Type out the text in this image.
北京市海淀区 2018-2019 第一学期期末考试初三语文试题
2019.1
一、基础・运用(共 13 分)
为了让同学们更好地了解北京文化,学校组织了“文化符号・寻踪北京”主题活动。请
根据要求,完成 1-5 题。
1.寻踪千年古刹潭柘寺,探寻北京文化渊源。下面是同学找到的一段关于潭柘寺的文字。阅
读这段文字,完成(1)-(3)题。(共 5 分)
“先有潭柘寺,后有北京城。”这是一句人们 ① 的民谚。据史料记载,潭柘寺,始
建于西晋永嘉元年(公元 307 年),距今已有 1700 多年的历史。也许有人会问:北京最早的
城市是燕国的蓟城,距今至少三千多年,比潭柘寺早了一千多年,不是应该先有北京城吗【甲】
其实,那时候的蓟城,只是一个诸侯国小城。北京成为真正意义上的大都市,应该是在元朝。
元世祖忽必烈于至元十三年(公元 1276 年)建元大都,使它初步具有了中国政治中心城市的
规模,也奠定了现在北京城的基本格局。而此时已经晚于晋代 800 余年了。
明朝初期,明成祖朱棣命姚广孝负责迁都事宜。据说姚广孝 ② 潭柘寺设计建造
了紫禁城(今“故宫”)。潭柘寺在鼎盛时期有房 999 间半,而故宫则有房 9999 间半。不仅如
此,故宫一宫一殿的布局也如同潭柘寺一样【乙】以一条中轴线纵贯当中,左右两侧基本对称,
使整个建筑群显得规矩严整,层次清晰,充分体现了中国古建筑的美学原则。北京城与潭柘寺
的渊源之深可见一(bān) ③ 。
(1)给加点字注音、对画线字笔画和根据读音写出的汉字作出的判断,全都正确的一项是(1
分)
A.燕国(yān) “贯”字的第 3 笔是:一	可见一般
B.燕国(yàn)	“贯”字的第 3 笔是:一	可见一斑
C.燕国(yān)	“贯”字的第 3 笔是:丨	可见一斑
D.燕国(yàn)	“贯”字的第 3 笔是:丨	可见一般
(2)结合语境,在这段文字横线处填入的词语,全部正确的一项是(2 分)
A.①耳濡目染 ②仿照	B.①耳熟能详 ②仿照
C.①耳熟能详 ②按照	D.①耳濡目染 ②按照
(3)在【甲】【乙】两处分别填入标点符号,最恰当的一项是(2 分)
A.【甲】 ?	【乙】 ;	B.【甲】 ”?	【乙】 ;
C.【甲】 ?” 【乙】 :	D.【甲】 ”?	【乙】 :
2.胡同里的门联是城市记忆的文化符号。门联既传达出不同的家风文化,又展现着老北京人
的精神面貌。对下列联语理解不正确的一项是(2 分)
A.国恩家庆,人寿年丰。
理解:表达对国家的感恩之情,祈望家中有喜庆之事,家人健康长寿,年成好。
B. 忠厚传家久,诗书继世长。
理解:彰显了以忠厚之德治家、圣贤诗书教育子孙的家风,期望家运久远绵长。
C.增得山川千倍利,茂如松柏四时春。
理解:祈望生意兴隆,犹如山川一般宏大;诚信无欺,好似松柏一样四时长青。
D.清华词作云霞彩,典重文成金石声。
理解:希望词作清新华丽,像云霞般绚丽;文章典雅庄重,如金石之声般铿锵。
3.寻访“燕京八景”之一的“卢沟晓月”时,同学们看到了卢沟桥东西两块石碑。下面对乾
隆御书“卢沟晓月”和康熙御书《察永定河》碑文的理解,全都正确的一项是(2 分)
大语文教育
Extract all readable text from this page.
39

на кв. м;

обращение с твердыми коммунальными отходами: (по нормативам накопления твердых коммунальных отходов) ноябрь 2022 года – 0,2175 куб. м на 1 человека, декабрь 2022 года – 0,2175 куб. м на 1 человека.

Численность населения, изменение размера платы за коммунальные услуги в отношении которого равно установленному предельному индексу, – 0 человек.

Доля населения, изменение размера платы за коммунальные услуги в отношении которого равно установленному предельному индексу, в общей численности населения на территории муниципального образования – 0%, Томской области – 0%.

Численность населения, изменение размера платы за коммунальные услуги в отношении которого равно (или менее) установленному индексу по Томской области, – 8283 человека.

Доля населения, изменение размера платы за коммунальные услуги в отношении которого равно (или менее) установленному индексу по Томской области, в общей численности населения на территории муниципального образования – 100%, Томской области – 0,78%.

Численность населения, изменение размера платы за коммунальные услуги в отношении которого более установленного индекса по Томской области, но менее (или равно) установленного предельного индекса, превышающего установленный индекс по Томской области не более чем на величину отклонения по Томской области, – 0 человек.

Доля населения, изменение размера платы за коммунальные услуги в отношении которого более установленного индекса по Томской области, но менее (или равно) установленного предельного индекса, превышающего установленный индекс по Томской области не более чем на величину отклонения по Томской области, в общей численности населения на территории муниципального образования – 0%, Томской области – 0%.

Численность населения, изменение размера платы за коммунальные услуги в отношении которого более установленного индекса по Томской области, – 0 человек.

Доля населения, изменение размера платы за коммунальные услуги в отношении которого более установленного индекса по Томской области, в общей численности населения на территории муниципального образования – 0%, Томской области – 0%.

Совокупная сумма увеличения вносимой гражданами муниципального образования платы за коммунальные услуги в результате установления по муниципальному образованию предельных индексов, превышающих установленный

****

Directions:
Take the entries above and copy them out exactly.

Worked answer:
Type out the text in this image.
北京市海淀区 2018-2019 第一学期期末考试初三语文试题
2019.1
一、基础・运用(共 13 分)
为了让同学们更好地了解北京文化,学校组织了“文化符号・寻踪北京”主题活动。请
根据要求,完成 1-5 题。
1.寻踪千年古刹潭柘寺,探寻北京文化渊源。下面是同学找到的一段关于潭柘寺的文字。阅
读这段文字,完成(1)-(3)题。(共 5 分)
“先有潭柘寺,后有北京城。”这是一句人们 ① 的民谚。据史料记载,潭柘寺,始
建于西晋永嘉元年(公元 307 年),距今已有 1700 多年的历史。也许有人会问:北京最早的
城市是燕国的蓟城,距今至少三千多年,比潭柘寺早了一千多年,不是应该先有北京城吗【甲】
其实,那时候的蓟城,只是一个诸侯国小城。北京成为真正意义上的大都市,应该是在元朝。
元世祖忽必烈于至元十三年(公元 1276 年)建元大都,使它初步具有了中国政治中心城市的
规模,也奠定了现在北京城的基本格局。而此时已经晚于晋代 800 余年了。
明朝初期,明成祖朱棣命姚广孝负责迁都事宜。据说姚广孝 ② 潭柘寺设计建造
了紫禁城(今“故宫”)。潭柘寺在鼎盛时期有房 999 间半,而故宫则有房 9999 间半。不仅如
此,故宫一宫一殿的布局也如同潭柘寺一样【乙】以一条中轴线纵贯当中,左右两侧基本对称,
使整个建筑群显得规矩严整,层次清晰,充分体现了中国古建筑的美学原则。北京城与潭柘寺
的渊源之深可见一(bān) ③ 。
(1)给加点字注音、对画线字笔画和根据读音写出的汉字作出的判断,全都正确的一项是(1
分)
A.燕国(yān) “贯”字的第 3 笔是:一	可见一般
B.燕国(yàn)	“贯”字的第 3 笔是:一	可见一斑
C.燕国(yān)	“贯”字的第 3 笔是:丨	可见一斑
D.燕国(yàn)	“贯”字的第 3 笔是:丨	可见一般
(2)结合语境,在这段文字横线处填入的词语,全部正确的一项是(2 分)
A.①耳濡目染 ②仿照	B.①耳熟能详 ②仿照
C.①耳熟能详 ②按照	D.①耳濡目染 ②按照
(3)在【甲】【乙】两处分别填入标点符号,最恰当的一项是(2 分)
A.【甲】 ?	【乙】 ;	B.【甲】 ”?	【乙】 ;
C.【甲】 ?” 【乙】 :	D.【甲】 ”?	【乙】 :
2.胡同里的门联是城市记忆的文化符号。门联既传达出不同的家风文化,又展现着老北京人
的精神面貌。对下列联语理解不正确的一项是(2 分)
A.国恩家庆,人寿年丰。
理解:表达对国家的感恩之情,祈望家中有喜庆之事,家人健康长寿,年成好。
B. 忠厚传家久,诗书继世长。
理解:彰显了以忠厚之德治家、圣贤诗书教育子孙的家风,期望家运久远绵长。
C.增得山川千倍利,茂如松柏四时春。
理解:祈望生意兴隆,犹如山川一般宏大;诚信无欺,好似松柏一样四时长青。
D.清华词作云霞彩,典重文成金石声。
理解:希望词作清新华丽,像云霞般绚丽;文章典雅庄重,如金石之声般铿锵。
3.寻访“燕京八景”之一的“卢沟晓月”时,同学们看到了卢沟桥东西两块石碑。下面对乾
隆御书“卢沟晓月”和康熙御书《察永定河》碑文的理解,全都正确的一项是(2 分)
大语文教育
Extract all readable text from this page.
39

на кв. м;

обращение с твердыми коммунальными отходами: (по нормативам накопления твердых коммунальных отходов) ноябрь 2022 года – 0,2175 куб. м на 1 человека, декабрь 2022 года – 0,2175 куб. м на 1 человека.

Численность населения, изменение размера платы за коммунальные услуги в отношении которого равно установленному предельному индексу, – 0 человек.

Доля населения, изменение размера платы за коммунальные услуги в отношении которого равно установленному предельному индексу, в общей численности населения на территории муниципального образования – 0%, Томской области – 0%.

Численность населения, изменение размера платы за коммунальные услуги в отношении которого равно (или менее) установленному индексу по Томской области, – 8283 человека.

Доля населения, изменение размера платы за коммунальные услуги в отношении которого равно (или менее) установленному индексу по Томской области, в общей численности населения на территории муниципального образования – 100%, Томской области – 0,78%.

Численность населения, изменение размера платы за коммунальные услуги в отношении которого более установленного индекса по Томской области, но менее (или равно) установленного предельного индекса, превышающего установленный индекс по Томской области не более чем на величину отклонения по Томской области, – 0 человек.

Доля населения, изменение размера платы за коммунальные услуги в отношении которого более установленного индекса по Томской области, но менее (или равно) установленного предельного индекса, превышающего установленный индекс по Томской области не более чем на величину отклонения по Томской области, в общей численности населения на территории муниципального образования – 0%, Томской области – 0%.

Численность населения, изменение размера платы за коммунальные услуги в отношении которого более установленного индекса по Томской области, – 0 человек.

Доля населения, изменение размера платы за коммунальные услуги в отношении которого более установленного индекса по Томской области, в общей численности населения на территории муниципального образования – 0%, Томской области – 0%.

Совокупная сумма увеличения вносимой гражданами муниципального образования платы за коммунальные услуги в результате установления по муниципальному образованию предельных индексов, превышающих установленный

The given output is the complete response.